[Записи коллекции]

........

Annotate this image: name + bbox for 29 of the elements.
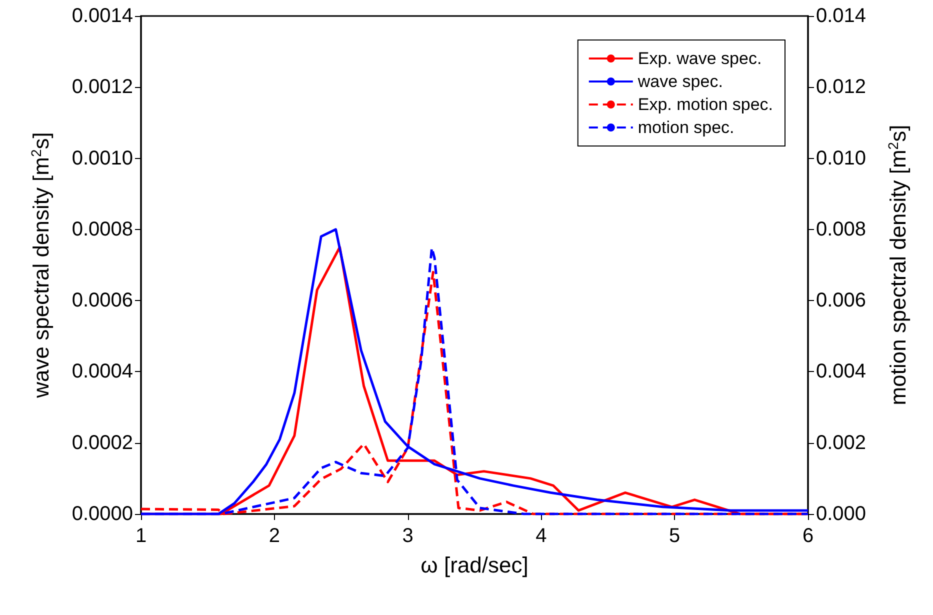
y2-tick-label: 0.002 xyxy=(816,432,866,454)
y2-tick-label: 0.004 xyxy=(816,360,866,383)
y-tick-label: 0.0006 xyxy=(72,290,133,312)
legend-label: Exp. motion spec. xyxy=(638,95,774,114)
y2-tick-label: 0.012 xyxy=(816,76,866,98)
y-tick-label: 0.0012 xyxy=(72,76,133,98)
x-tick-label: 1 xyxy=(135,525,147,547)
y-tick-label: 0.0010 xyxy=(72,147,133,170)
x-tick-label: 6 xyxy=(802,525,814,547)
y2-axis-title: motion spectral density [m2s] xyxy=(885,124,910,406)
y2-tick-label: 0.010 xyxy=(816,147,866,170)
y2-tick-label: 0.014 xyxy=(816,5,866,27)
x-tick-label: 4 xyxy=(536,525,547,547)
x-tick-label: 3 xyxy=(402,525,414,547)
y-tick-label: 0.0008 xyxy=(72,218,133,240)
x-axis-title: ω [rad/sec] xyxy=(420,552,528,578)
legend-label: Exp. wave spec. xyxy=(638,49,762,68)
y2-tick-label: 0.000 xyxy=(816,503,866,525)
y-tick-label: 0.0002 xyxy=(72,432,133,454)
legend-label: wave spec. xyxy=(636,72,723,91)
y-axis-title: wave spectral density [m2s] xyxy=(28,132,54,399)
y-tick-label: 0.0014 xyxy=(72,5,133,27)
y-tick-label: 0.0004 xyxy=(72,360,133,383)
y2-tick-label: 0.006 xyxy=(816,290,866,312)
y-tick-label: 0.0000 xyxy=(72,503,133,525)
x-tick-label: 5 xyxy=(669,525,680,547)
legend-label: motion spec. xyxy=(638,118,734,137)
y2-tick-label: 0.008 xyxy=(816,218,866,240)
x-tick-label: 2 xyxy=(268,525,280,547)
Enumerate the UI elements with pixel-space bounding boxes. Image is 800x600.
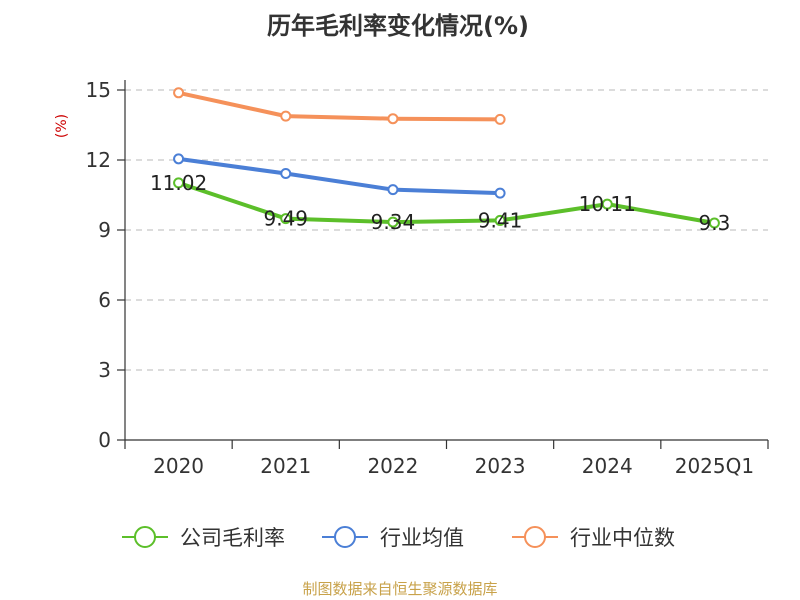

........

УСЛОВИЕ ЗАДАНИЯ: Перепишите без изменений строки листинга, начиная со строки, где есть «y2-tick-label: 0.002 xyxy=(816,432,866,454)», и заканчивая строкой, где есть «x-tick-label: 1 xyxy=(135,525,147,547)».

ПОЛНЫЙ ОТВЕТ:
y2-tick-label: 0.002 xyxy=(816,432,866,454)
y2-tick-label: 0.004 xyxy=(816,360,866,383)
y-tick-label: 0.0006 xyxy=(72,290,133,312)
legend-label: Exp. motion spec. xyxy=(638,95,774,114)
y2-tick-label: 0.012 xyxy=(816,76,866,98)
y-tick-label: 0.0012 xyxy=(72,76,133,98)
x-tick-label: 1 xyxy=(135,525,147,547)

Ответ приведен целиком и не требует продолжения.